Reproduce the full listing that appears beneath this instruction exactly.

▶ _INFORMATION PROVIDED_
--

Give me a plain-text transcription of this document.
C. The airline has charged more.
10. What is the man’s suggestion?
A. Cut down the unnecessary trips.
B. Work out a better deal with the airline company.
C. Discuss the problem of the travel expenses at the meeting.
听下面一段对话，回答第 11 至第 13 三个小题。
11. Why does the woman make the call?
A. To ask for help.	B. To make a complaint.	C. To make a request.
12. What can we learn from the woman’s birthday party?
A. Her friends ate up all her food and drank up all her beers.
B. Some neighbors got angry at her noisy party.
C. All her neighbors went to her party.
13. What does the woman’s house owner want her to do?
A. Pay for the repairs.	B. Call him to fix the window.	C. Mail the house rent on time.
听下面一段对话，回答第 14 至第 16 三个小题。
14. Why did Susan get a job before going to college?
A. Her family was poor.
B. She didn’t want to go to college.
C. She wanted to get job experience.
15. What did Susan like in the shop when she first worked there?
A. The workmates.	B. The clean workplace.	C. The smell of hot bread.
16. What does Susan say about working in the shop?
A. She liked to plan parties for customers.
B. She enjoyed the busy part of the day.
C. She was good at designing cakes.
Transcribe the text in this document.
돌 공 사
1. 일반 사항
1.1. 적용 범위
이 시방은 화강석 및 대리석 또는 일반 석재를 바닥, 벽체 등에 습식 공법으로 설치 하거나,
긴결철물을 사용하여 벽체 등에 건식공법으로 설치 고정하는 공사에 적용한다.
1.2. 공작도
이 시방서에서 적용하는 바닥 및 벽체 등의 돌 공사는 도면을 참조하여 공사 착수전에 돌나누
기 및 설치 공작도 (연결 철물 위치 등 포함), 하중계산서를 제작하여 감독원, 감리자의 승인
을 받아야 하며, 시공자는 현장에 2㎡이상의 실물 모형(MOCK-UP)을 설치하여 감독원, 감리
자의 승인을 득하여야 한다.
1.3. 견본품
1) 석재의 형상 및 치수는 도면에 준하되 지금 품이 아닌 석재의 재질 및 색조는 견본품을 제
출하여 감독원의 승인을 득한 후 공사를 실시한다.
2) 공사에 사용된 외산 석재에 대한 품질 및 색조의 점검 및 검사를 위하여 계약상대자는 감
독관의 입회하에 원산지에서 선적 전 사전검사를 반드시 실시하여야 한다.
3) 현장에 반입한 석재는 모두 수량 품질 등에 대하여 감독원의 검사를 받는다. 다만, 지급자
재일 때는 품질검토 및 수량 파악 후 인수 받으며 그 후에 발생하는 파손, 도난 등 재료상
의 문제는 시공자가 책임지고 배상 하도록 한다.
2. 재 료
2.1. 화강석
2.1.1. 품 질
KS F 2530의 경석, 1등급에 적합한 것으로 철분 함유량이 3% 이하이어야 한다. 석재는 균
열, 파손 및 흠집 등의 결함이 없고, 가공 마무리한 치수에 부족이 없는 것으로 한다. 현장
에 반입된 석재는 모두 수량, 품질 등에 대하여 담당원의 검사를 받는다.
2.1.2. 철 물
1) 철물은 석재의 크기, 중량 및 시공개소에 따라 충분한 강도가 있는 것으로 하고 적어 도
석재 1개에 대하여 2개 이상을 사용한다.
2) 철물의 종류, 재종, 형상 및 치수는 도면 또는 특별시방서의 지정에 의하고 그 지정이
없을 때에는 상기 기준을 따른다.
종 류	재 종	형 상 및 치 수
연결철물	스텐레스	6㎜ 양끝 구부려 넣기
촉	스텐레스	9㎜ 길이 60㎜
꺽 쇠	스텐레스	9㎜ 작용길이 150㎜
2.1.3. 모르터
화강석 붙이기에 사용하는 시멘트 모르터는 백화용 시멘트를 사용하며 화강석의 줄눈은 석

--

▶ _SOLUTION TO THIS TASK_
Give me a plain-text transcription of this document.
C. The airline has charged more.
10. What is the man’s suggestion?
A. Cut down the unnecessary trips.
B. Work out a better deal with the airline company.
C. Discuss the problem of the travel expenses at the meeting.
听下面一段对话，回答第 11 至第 13 三个小题。
11. Why does the woman make the call?
A. To ask for help.	B. To make a complaint.	C. To make a request.
12. What can we learn from the woman’s birthday party?
A. Her friends ate up all her food and drank up all her beers.
B. Some neighbors got angry at her noisy party.
C. All her neighbors went to her party.
13. What does the woman’s house owner want her to do?
A. Pay for the repairs.	B. Call him to fix the window.	C. Mail the house rent on time.
听下面一段对话，回答第 14 至第 16 三个小题。
14. Why did Susan get a job before going to college?
A. Her family was poor.
B. She didn’t want to go to college.
C. She wanted to get job experience.
15. What did Susan like in the shop when she first worked there?
A. The workmates.	B. The clean workplace.	C. The smell of hot bread.
16. What does Susan say about working in the shop?
A. She liked to plan parties for customers.
B. She enjoyed the busy part of the day.
C. She was good at designing cakes.
Transcribe the text in this document.
돌 공 사
1. 일반 사항
1.1. 적용 범위
이 시방은 화강석 및 대리석 또는 일반 석재를 바닥, 벽체 등에 습식 공법으로 설치 하거나,
긴결철물을 사용하여 벽체 등에 건식공법으로 설치 고정하는 공사에 적용한다.
1.2. 공작도
이 시방서에서 적용하는 바닥 및 벽체 등의 돌 공사는 도면을 참조하여 공사 착수전에 돌나누
기 및 설치 공작도 (연결 철물 위치 등 포함), 하중계산서를 제작하여 감독원, 감리자의 승인
을 받아야 하며, 시공자는 현장에 2㎡이상의 실물 모형(MOCK-UP)을 설치하여 감독원, 감리
자의 승인을 득하여야 한다.
1.3. 견본품
1) 석재의 형상 및 치수는 도면에 준하되 지금 품이 아닌 석재의 재질 및 색조는 견본품을 제
출하여 감독원의 승인을 득한 후 공사를 실시한다.
2) 공사에 사용된 외산 석재에 대한 품질 및 색조의 점검 및 검사를 위하여 계약상대자는 감
독관의 입회하에 원산지에서 선적 전 사전검사를 반드시 실시하여야 한다.
3) 현장에 반입한 석재는 모두 수량 품질 등에 대하여 감독원의 검사를 받는다. 다만, 지급자
재일 때는 품질검토 및 수량 파악 후 인수 받으며 그 후에 발생하는 파손, 도난 등 재료상
의 문제는 시공자가 책임지고 배상 하도록 한다.
2. 재 료
2.1. 화강석
2.1.1. 품 질
KS F 2530의 경석, 1등급에 적합한 것으로 철분 함유량이 3% 이하이어야 한다. 석재는 균
열, 파손 및 흠집 등의 결함이 없고, 가공 마무리한 치수에 부족이 없는 것으로 한다. 현장
에 반입된 석재는 모두 수량, 품질 등에 대하여 담당원의 검사를 받는다.
2.1.2. 철 물
1) 철물은 석재의 크기, 중량 및 시공개소에 따라 충분한 강도가 있는 것으로 하고 적어 도
석재 1개에 대하여 2개 이상을 사용한다.
2) 철물의 종류, 재종, 형상 및 치수는 도면 또는 특별시방서의 지정에 의하고 그 지정이
없을 때에는 상기 기준을 따른다.
종 류	재 종	형 상 및 치 수
연결철물	스텐레스	6㎜ 양끝 구부려 넣기
촉	스텐레스	9㎜ 길이 60㎜
꺽 쇠	스텐레스	9㎜ 작용길이 150㎜
2.1.3. 모르터
화강석 붙이기에 사용하는 시멘트 모르터는 백화용 시멘트를 사용하며 화강석의 줄눈은 석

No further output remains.